Search the data below for the string "type". Extract every line that contains it.
--- EXERCISE INPUTS ---
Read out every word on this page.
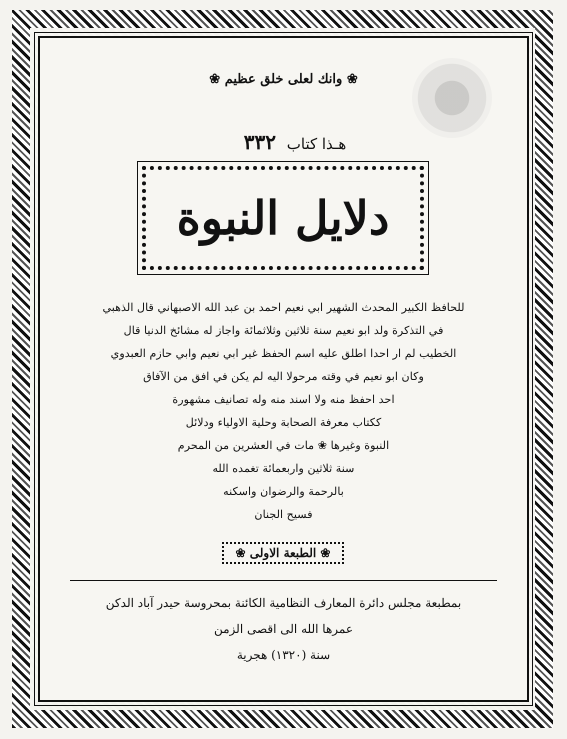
❀ وانك لعلى خلق عظيم ❀
هـذا كتاب ٣٣٢
دلايل النبوة
للحافظ الكبير المحدث الشهير ابي نعيم احمد بن عبد الله الاصبهاني قال الذهبي
في التذكرة ولد ابو نعيم سنة ثلاثين وثلاثمائة واجاز له مشائخ الدنيا قال
الخطيب لم ار احدا اطلق عليه اسم الحفظ غير ابي نعيم وابي حازم العبدوي
وكان ابو نعيم في وقته مرحولا اليه لم يكن في افق من الآفاق
احد احفظ منه ولا اسند منه وله تصانيف مشهورة
ككتاب معرفة الصحابة وحلية الاولياء ودلائل
النبوة وغيرها ❀ مات في العشرين من المحرم
سنة ثلاثين واربعمائة تغمده الله
بالرحمة والرضوان واسكنه
فسيح الجنان
❀ الطبعة الاولى ❀
بمطبعة مجلس دائرة المعارف النظامية الكائنة بمحروسة حيدر آباد الدكن
عمرها الله الى اقصى الزمن
سنة (١٣٢٠) هجرية
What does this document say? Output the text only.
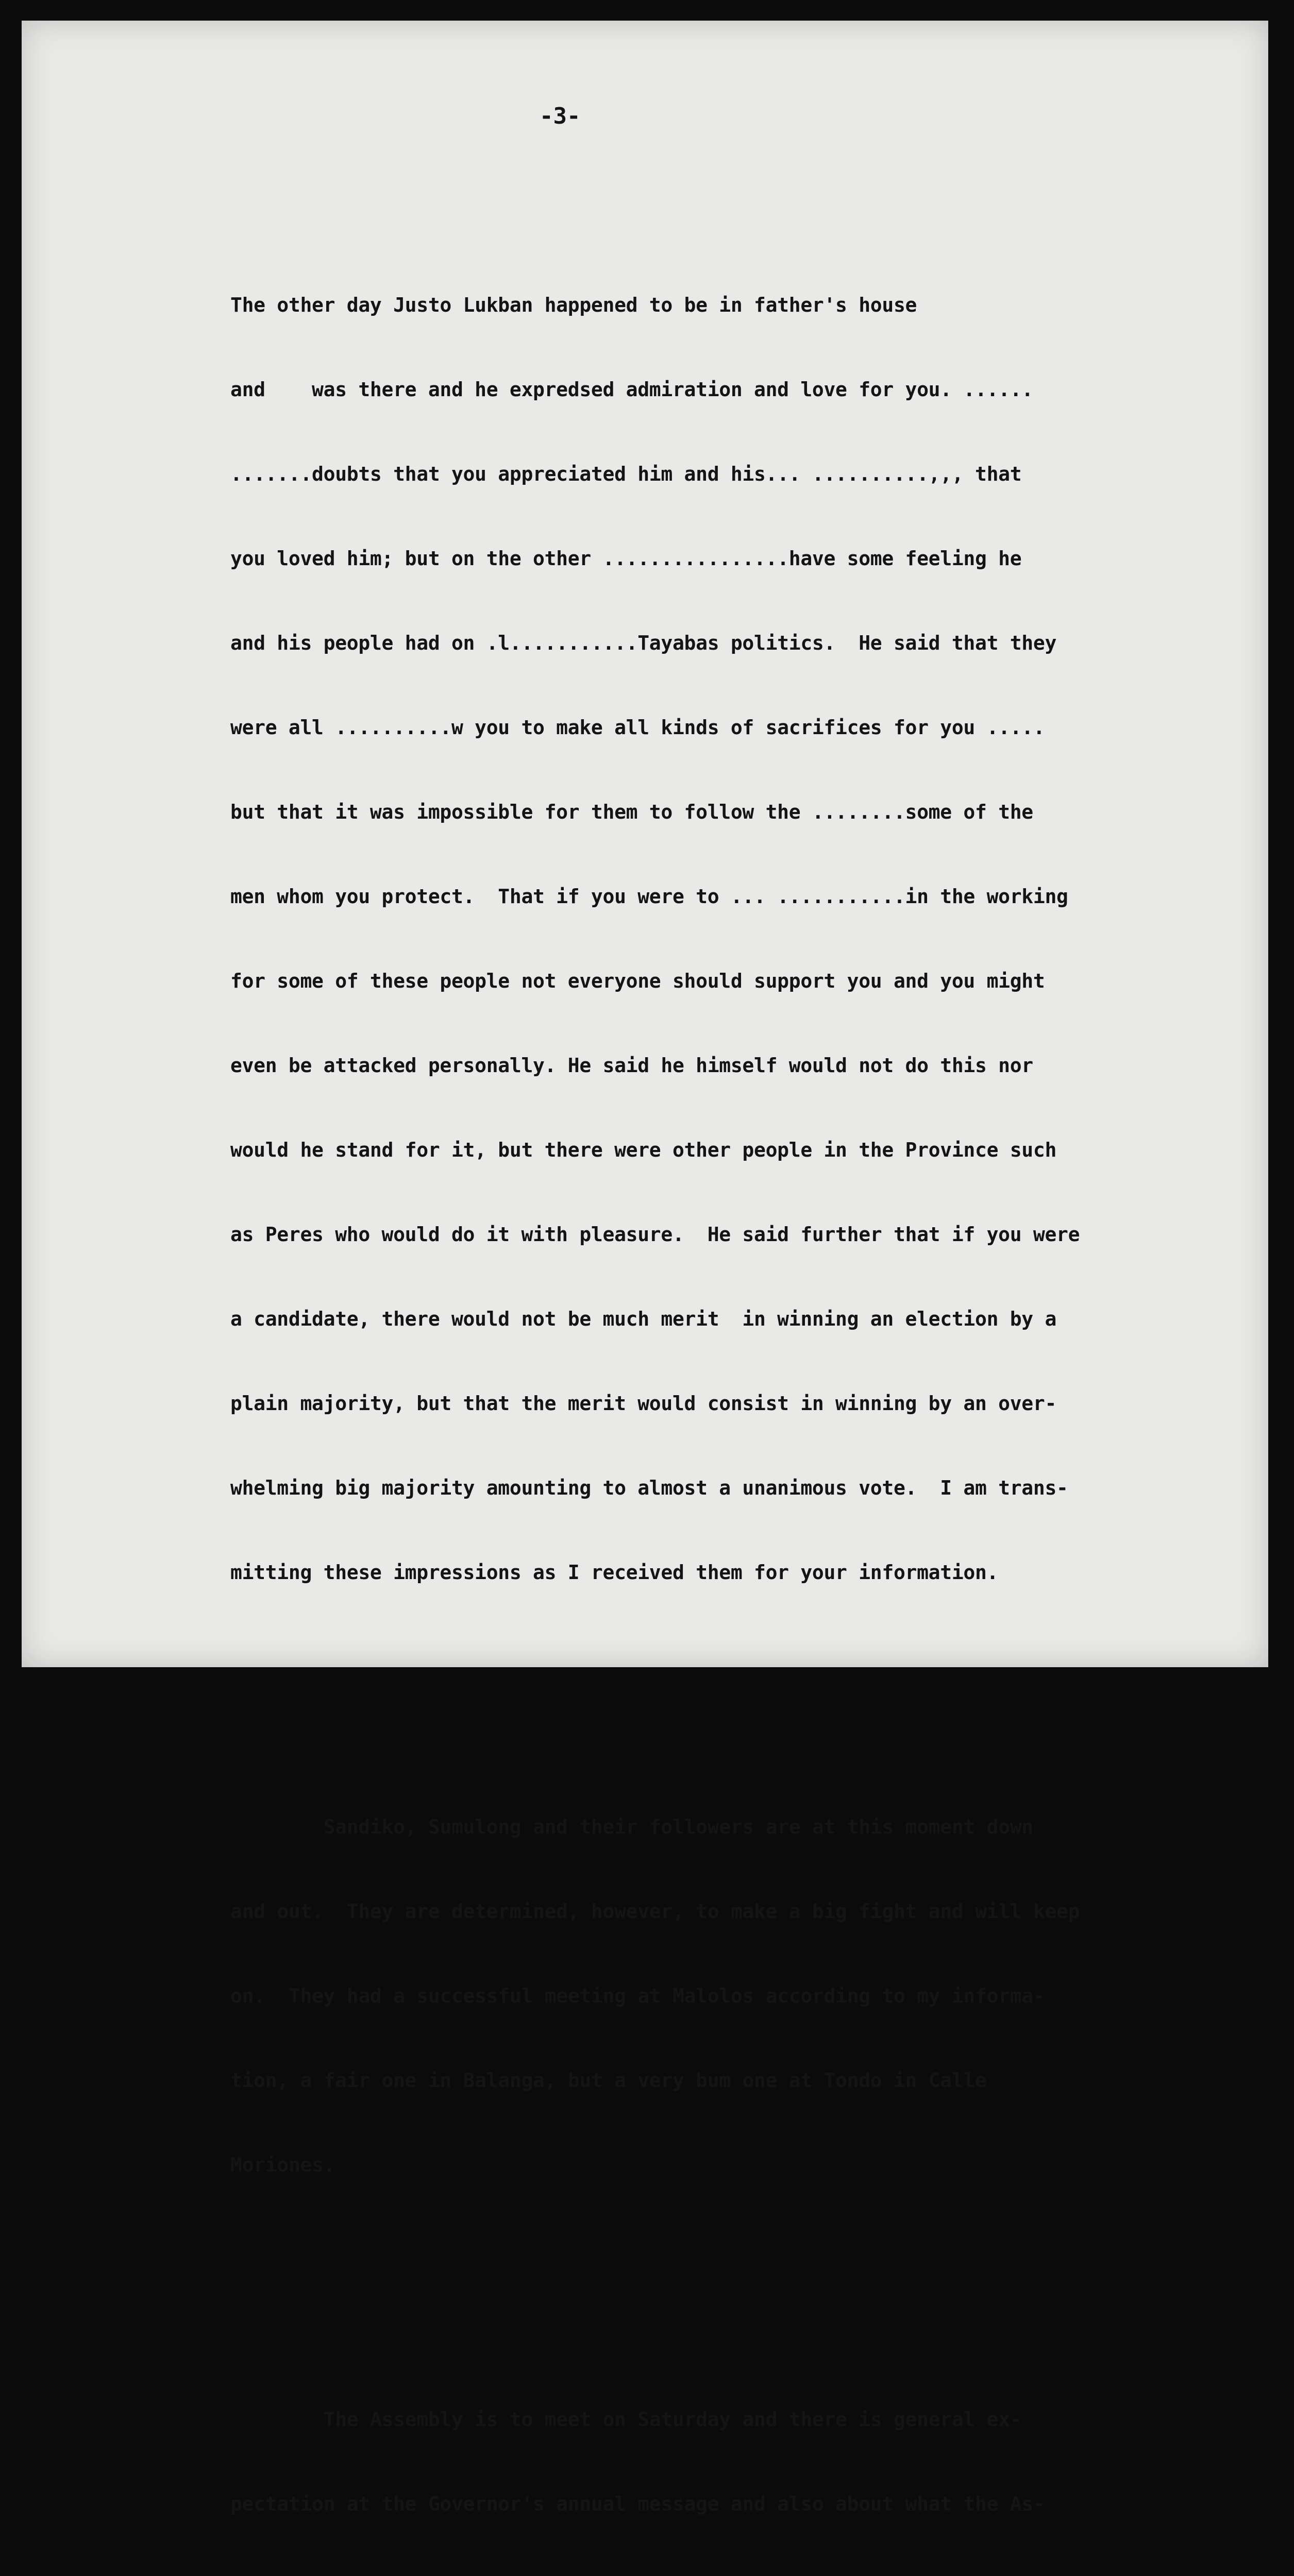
-3-

The other day Justo Lukban happened to be in father's house

and    was there and he expredsed admiration and love for you. ......

.......doubts that you appreciated him and his... ..........,,, that

you loved him; but on the other ................have some feeling he

and his people had on .l...........Tayabas politics.  He said that they

were all ..........w you to make all kinds of sacrifices for you .....

but that it was impossible for them to follow the ........some of the

men whom you protect.  That if you were to ... ...........in the working

for some of these people not everyone should support you and you might

even be attacked personally. He said he himself would not do this nor

would he stand for it, but there were other people in the Province such

as Peres who would do it with pleasure.  He said further that if you were

a candidate, there would not be much merit  in winning an election by a

plain majority, but that the merit would consist in winning by an over-

whelming big majority amounting to almost a unanimous vote.  I am trans-

mitting these impressions as I received them for your information.

Sandiko, Sumulong and their followers are at this moment down

and out.  They are determined, however, to make a big fight and will keep

on.  They had a successful meeting at Malolos according to my informa-

tion, a fair one in Balanga, but a very bum one at Tondo in Calle

Moriones.

The Assembly is to meet on Saturday and there is general ex-

pectation at the Governor's annual message and also about what the As-
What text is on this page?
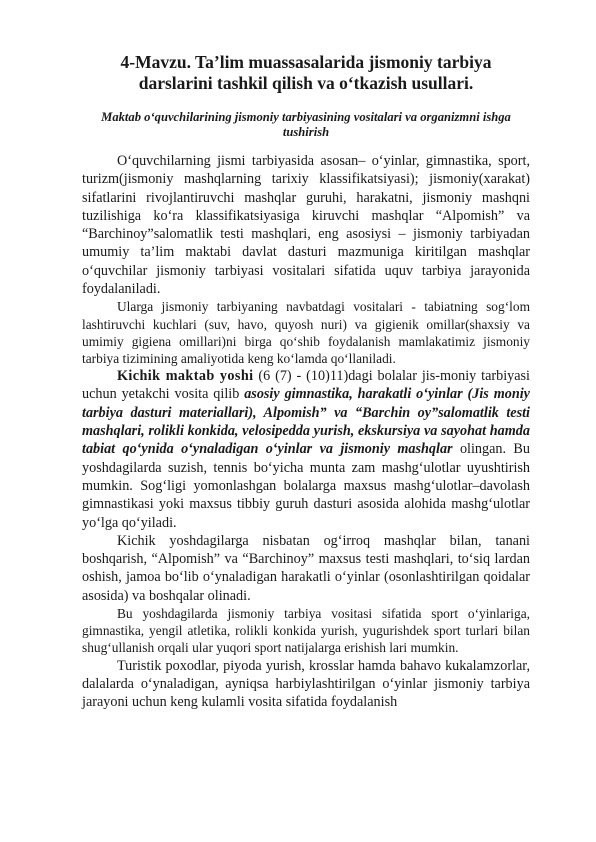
4-Mavzu. Ta’lim muassasalarida jismoniy tarbiya darslarini tashkil qilish va o‘tkazish usullari.

Maktab o‘quvchilarining jismoniy tarbiyasining vositalari va organizmni ishga tushirish

O‘quvchilarning jismi tarbiyasida asosan– o‘yinlar, gimnastika, sport, turizm(jismoniy mashqlarning tarixiy klassifikatsiyasi); jismoniy(xarakat) sifatlarini rivojlantiruvchi mashqlar guruhi, harakatni, jismoniy mashqni tuzilishiga ko‘ra klassifikatsiyasiga kiruvchi mashqlar “Alpomish” va “Barchinoy”salomatlik testi mashqlari, eng asosiysi – jismoniy tarbiyadan umumiy ta’lim maktabi davlat dasturi mazmuniga kiritilgan mashqlar o‘quvchilar jismoniy tarbiyasi vositalari sifatida uquv tarbiya jarayonida foydalaniladi.

Ularga jismoniy tarbiyaning navbatdagi vositalari - tabiatning sog‘lom lashtiruvchi kuchlari (suv, havo, quyosh nuri) va gigienik omillar(shaxsiy va umimiy gigiena omillari)ni birga qo‘shib foydalanish mamlakatimiz jismoniy tarbiya tizimining amaliyotida keng ko‘lamda qo‘llaniladi.

Kichik maktab yoshi (6 (7) - (10)11)dagi bolalar jis-moniy tarbiyasi uchun yetakchi vosita qilib asosiy gimnastika, harakatli o‘yinlar (Jis moniy tarbiya dasturi materiallari), Alpomish” va “Barchin oy”salomatlik testi mashqlari, rolikli konkida, velosipedda yurish, ekskursiya va sayohat hamda tabiat qo‘ynida o‘ynaladigan o‘yinlar va jismoniy mashqlar olingan. Bu yoshdagilarda suzish, tennis bo‘yicha munta zam mashg‘ulotlar uyushtirish mumkin. Sog‘ligi yomonlashgan bolalarga maxsus mashg‘ulotlar–davolash gimnastikasi yoki maxsus tibbiy guruh dasturi asosida alohida mashg‘ulotlar yo‘lga qo‘yiladi.

Kichik yoshdagilarga nisbatan og‘irroq mashqlar bilan, tanani boshqarish, “Alpomish” va “Barchinoy” maxsus testi mashqlari, to‘siq lardan oshish, jamoa bo‘lib o‘ynaladigan harakatli o‘yinlar (osonlashtirilgan qoidalar asosida) va boshqalar olinadi.

Bu yoshdagilarda jismoniy tarbiya vositasi sifatida sport o‘yinlariga, gimnastika, yengil atletika, rolikli konkida yurish, yugurishdek sport turlari bilan shug‘ullanish orqali ular yuqori sport natijalarga erishish lari mumkin.

Turistik poxodlar, piyoda yurish, krosslar hamda bahavo kukalamzorlar, dalalarda o‘ynaladigan, ayniqsa harbiylashtirilgan o‘yinlar jismoniy tarbiya jarayoni uchun keng kulamli vosita sifatida foydalanish
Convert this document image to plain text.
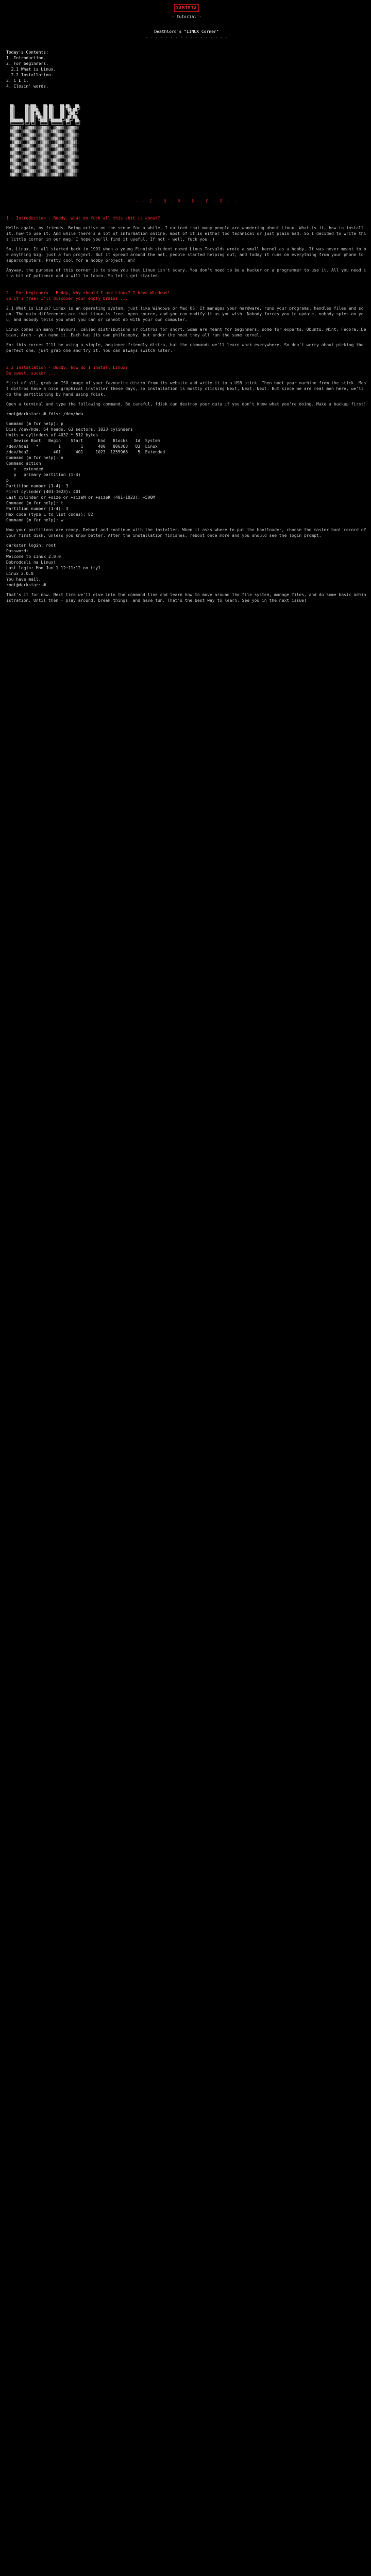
XAMIRIA
- tutorial -
Deathlord's "LINUX Corner"
- - - - - - - - - - - - - - - - -
Today's Contents:
1. Introduction.
2. For beginners.
2.1 What is Linux.
2.2 Installation.
3. C L I.
4. Closin' words.
██╗     ██╗███╗   ██╗██╗   ██╗██╗  ██╗
██║     ██║████╗  ██║██║   ██║╚██╗██╔╝
██║     ██║██╔██╗ ██║██║   ██║ ╚███╔╝
██║     ██║██║╚██╗██║██║   ██║ ██╔██╗
███████╗██║██║ ╚████║╚██████╔╝██╔╝ ██╗
╚══════╝╚═╝╚═╝  ╚═══╝ ╚═════╝ ╚═╝  ╚═╝
░▒▓█▓▒░ ░▒▓█▓▒░░▒▓█▓▒░ ░▒▓█▓▒░░▒▓█▓▒░
▓█▓▒░ ░▒▓█▓▒░ ░▒▓█▓▒░░▒▓█▓▒░ ░▒▓█▓▒░
░▒▓█▓▒░ ░▒▓█▓▒░░▒▓█▓▒░ ░▒▓█▓▒░░▒▓█▓▒░
▓█▓▒░ ░▒▓█▓▒░ ░▒▓█▓▒░░▒▓█▓▒░ ░▒▓█▓▒░
░▒▓█▓▒░ ░▒▓█▓▒░░▒▓█▓▒░ ░▒▓█▓▒░░▒▓█▓▒░
▓█▓▒░ ░▒▓█▓▒░ ░▒▓█▓▒░░▒▓█▓▒░ ░▒▓█▓▒░
░▒▓█▓▒░ ░▒▓█▓▒░░▒▓█▓▒░ ░▒▓█▓▒░░▒▓█▓▒░
▓█▓▒░ ░▒▓█▓▒░ ░▒▓█▓▒░░▒▓█▓▒░ ░▒▓█▓▒░
░▒▓█▓▒░ ░▒▓█▓▒░░▒▓█▓▒░ ░▒▓█▓▒░░▒▓█▓▒░
▓█▓▒░ ░▒▓█▓▒░ ░▒▓█▓▒░░▒▓█▓▒░ ░▒▓█▓▒░
░▒▓█▓▒░ ░▒▓█▓▒░░▒▓█▓▒░ ░▒▓█▓▒░░▒▓█▓▒░
▓█▓▒░ ░▒▓█▓▒░ ░▒▓█▓▒░░▒▓█▓▒░ ░▒▓█▓▒░
░▒▓█▓▒░ ░▒▓█▓▒░░▒▓█▓▒░ ░▒▓█▓▒░░▒▓█▓▒░
▓█▓▒░ ░▒▓█▓▒░ ░▒▓█▓▒░░▒▓█▓▒░ ░▒▓█▓▒░
- - C - O - R - N - E - R - -
1 - Introduction - Buddy, what do fuck all this shit is about?
Hello again, my friends. Being active on the scene for a while, I noticed that many people are wondering about Linux. What is it, how to install it, how to use it. And while there's a lot of information online, most of it is either too technical or just plain bad. So I decided to write this little corner in our mag. I hope you'll find it useful. If not - well, fuck you ;)
So, Linux. It all started back in 1991 when a young Finnish student named Linus Torvalds wrote a small kernel as a hobby. It was never meant to be anything big, just a fun project. But it spread around the net, people started helping out, and today it runs on everything from your phone to supercomputers. Pretty cool for a hobby project, eh?
Anyway, the purpose of this corner is to show you that Linux isn't scary. You don't need to be a hacker or a programmer to use it. All you need is a bit of patience and a will to learn. So let's get started.
2 - For beginners - Buddy, why should I use Linux? I have Windows!
So it's free? I'll discover your empty brains ...
2.1 What is Linux? Linux is an operating system, just like Windows or Mac OS. It manages your hardware, runs your programs, handles files and so on. The main differences are that Linux is free, open source, and you can modify it as you wish. Nobody forces you to update, nobody spies on you, and nobody tells you what you can or cannot do with your own computer.
Linux comes in many flavours, called distributions or distros for short. Some are meant for beginners, some for experts. Ubuntu, Mint, Fedora, Debian, Arch - you name it. Each has its own philosophy, but under the hood they all run the same kernel.
For this corner I'll be using a simple, beginner-friendly distro, but the commands we'll learn work everywhere. So don't worry about picking the perfect one, just grab one and try it. You can always switch later.
2.2 Installation - Buddy, how do I install Linux?
Be sweet, sucker ...
First of all, grab an ISO image of your favourite distro from its website and write it to a USB stick. Then boot your machine from the stick. Most distros have a nice graphical installer these days, so installation is mostly clicking Next, Next, Next. But since we are real men here, we'll do the partitioning by hand using fdisk.
Open a terminal and type the following command. Be careful, fdisk can destroy your data if you don't know what you're doing. Make a backup first!
root@darkstar:~# fdisk /dev/hda
Command (m for help): p
Disk /dev/hda: 64 heads, 63 sectors, 1023 cylinders
Units = cylinders of 4032 * 512 bytes
Device Boot   Begin    Start      End   Blocks   Id  System
/dev/hda1   *        1        1      400   806368   83  Linux
/dev/hda2          401      401     1023  1255968    5  Extended
Command (m for help): n
Command action
e   extended
p   primary partition (1-4)
p
Partition number (1-4): 3
First cylinder (401-1023): 401
Last cylinder or +size or +sizeM or +sizeK (401-1023): +500M
Command (m for help): t
Partition number (1-4): 3
Hex code (type L to list codes): 82
Command (m for help): w
Now your partitions are ready. Reboot and continue with the installer. When it asks where to put the bootloader, choose the master boot record of your first disk, unless you know better. After the installation finishes, reboot once more and you should see the login prompt.
darkstar login: root
Password:
Welcome to Linux 2.0.0
Dobrodosli na Linux!
Last login: Mon Jun 1 12:11:12 on tty1
Linux 2.0.0
You have mail.
root@darkstar:~#
That's it for now. Next time we'll dive into the command line and learn how to move around the file system, manage files, and do some basic administration. Until then - play around, break things, and have fun. That's the best way to learn. See you in the next issue!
---
> _THE OUTPUT_:
Open a terminal and type the following command. Be careful, fdisk can destroy your data if you don't know what you're doing. Make a backup first!
Hex code (type L to list codes): 82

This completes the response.